▸ **Written problem**: Can you write out, unchanged, the stretch of data from its first line through the line containing "- retweets-label: รีทวีต: [174, 516, 211, 533]", with both of those lines included?

▸ **Given records**:
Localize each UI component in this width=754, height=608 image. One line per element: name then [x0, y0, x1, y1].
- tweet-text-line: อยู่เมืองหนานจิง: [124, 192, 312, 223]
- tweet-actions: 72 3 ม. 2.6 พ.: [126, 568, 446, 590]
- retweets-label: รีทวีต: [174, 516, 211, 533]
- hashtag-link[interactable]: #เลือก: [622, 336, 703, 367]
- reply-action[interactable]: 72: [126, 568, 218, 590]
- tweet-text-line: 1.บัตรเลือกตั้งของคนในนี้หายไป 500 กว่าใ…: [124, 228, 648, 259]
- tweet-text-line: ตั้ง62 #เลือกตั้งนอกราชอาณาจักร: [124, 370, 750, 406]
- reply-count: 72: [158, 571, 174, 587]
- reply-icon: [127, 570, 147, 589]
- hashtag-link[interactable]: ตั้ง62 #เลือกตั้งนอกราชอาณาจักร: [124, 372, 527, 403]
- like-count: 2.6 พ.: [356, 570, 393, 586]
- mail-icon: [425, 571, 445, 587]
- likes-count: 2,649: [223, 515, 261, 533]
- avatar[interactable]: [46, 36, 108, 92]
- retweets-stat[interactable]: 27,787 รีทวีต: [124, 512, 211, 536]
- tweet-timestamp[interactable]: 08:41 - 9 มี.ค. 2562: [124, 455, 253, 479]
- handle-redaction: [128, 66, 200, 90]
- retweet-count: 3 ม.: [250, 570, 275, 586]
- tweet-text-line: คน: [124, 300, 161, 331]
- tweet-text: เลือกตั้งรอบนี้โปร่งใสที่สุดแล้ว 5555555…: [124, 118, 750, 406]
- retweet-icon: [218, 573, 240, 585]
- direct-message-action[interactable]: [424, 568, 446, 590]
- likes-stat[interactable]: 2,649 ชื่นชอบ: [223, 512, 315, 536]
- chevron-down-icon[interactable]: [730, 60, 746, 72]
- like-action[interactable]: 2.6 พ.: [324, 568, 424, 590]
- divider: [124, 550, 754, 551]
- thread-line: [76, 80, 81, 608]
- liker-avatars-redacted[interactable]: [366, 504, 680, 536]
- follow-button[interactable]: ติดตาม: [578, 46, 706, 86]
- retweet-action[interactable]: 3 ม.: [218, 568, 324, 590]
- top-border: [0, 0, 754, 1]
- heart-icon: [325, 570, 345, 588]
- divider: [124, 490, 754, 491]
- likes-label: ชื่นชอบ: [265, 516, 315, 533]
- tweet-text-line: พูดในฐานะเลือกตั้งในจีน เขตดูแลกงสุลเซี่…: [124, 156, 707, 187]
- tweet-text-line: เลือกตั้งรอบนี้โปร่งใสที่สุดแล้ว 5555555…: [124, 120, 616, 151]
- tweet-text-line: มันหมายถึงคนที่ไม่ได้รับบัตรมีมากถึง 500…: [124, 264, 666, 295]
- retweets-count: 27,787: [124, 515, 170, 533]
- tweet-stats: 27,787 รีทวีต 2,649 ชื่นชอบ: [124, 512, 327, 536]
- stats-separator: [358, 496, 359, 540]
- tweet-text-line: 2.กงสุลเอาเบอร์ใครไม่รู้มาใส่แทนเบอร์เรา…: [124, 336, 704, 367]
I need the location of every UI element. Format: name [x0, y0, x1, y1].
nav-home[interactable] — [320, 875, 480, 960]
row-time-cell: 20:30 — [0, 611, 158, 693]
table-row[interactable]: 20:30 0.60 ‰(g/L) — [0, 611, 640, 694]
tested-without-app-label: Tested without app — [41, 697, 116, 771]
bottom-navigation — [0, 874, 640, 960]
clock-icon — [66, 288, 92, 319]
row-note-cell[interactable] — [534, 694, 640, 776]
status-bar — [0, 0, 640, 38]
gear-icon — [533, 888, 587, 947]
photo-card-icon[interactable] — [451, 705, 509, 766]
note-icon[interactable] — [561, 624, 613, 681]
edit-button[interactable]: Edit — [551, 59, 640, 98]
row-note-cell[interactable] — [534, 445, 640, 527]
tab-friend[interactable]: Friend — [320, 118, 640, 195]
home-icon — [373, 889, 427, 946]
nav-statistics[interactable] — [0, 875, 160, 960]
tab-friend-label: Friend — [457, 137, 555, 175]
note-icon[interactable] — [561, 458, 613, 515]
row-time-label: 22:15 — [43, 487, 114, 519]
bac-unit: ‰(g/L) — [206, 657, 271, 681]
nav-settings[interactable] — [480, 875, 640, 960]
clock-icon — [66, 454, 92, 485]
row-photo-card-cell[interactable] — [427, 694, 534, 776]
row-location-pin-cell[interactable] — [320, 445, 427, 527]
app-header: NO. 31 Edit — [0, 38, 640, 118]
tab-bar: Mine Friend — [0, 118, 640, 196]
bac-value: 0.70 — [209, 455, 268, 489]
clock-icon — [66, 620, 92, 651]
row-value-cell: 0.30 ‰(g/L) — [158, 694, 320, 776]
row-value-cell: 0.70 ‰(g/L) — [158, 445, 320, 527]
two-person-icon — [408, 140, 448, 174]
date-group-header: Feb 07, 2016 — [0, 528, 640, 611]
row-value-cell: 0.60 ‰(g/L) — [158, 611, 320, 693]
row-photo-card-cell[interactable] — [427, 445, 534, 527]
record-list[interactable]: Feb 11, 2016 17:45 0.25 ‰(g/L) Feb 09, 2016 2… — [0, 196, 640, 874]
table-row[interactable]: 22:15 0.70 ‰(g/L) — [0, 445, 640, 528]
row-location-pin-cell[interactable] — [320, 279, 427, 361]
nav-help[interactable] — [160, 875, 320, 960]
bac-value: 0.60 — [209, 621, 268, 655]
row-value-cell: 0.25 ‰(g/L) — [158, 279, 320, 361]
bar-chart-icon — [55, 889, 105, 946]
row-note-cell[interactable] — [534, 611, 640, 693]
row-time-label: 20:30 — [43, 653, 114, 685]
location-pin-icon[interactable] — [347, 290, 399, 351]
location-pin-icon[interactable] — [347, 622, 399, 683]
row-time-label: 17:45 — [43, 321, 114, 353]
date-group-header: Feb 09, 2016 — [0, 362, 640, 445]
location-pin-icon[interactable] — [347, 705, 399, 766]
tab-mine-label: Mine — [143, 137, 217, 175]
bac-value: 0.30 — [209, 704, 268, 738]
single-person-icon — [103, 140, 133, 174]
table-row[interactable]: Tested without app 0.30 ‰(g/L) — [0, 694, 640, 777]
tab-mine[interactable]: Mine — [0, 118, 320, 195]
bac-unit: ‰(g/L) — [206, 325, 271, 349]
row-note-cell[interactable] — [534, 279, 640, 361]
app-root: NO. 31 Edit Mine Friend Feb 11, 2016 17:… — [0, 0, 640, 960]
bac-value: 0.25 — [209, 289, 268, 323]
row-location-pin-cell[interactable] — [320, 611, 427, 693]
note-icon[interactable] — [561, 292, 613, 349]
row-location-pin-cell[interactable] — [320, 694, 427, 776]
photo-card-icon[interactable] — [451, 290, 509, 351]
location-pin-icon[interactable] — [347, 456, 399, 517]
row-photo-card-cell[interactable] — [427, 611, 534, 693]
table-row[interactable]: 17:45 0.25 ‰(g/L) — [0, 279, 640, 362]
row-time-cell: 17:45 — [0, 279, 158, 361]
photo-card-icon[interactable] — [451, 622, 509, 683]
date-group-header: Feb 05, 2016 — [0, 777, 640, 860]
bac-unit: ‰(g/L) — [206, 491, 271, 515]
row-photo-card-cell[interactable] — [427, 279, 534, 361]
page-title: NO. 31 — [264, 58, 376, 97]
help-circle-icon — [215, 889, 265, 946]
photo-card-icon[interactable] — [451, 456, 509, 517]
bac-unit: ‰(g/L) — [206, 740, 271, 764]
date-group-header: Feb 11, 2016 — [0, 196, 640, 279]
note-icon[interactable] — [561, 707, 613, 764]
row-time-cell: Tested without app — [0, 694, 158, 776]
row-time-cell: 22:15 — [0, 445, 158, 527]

▸ **Problem solution**:
Localize each UI component in this width=754, height=608 image. One line per element: name then [x0, y0, x1, y1].
- tweet-text-line: อยู่เมืองหนานจิง: [124, 192, 312, 223]
- tweet-actions: 72 3 ม. 2.6 พ.: [126, 568, 446, 590]
- retweets-label: รีทวีต: [174, 516, 211, 533]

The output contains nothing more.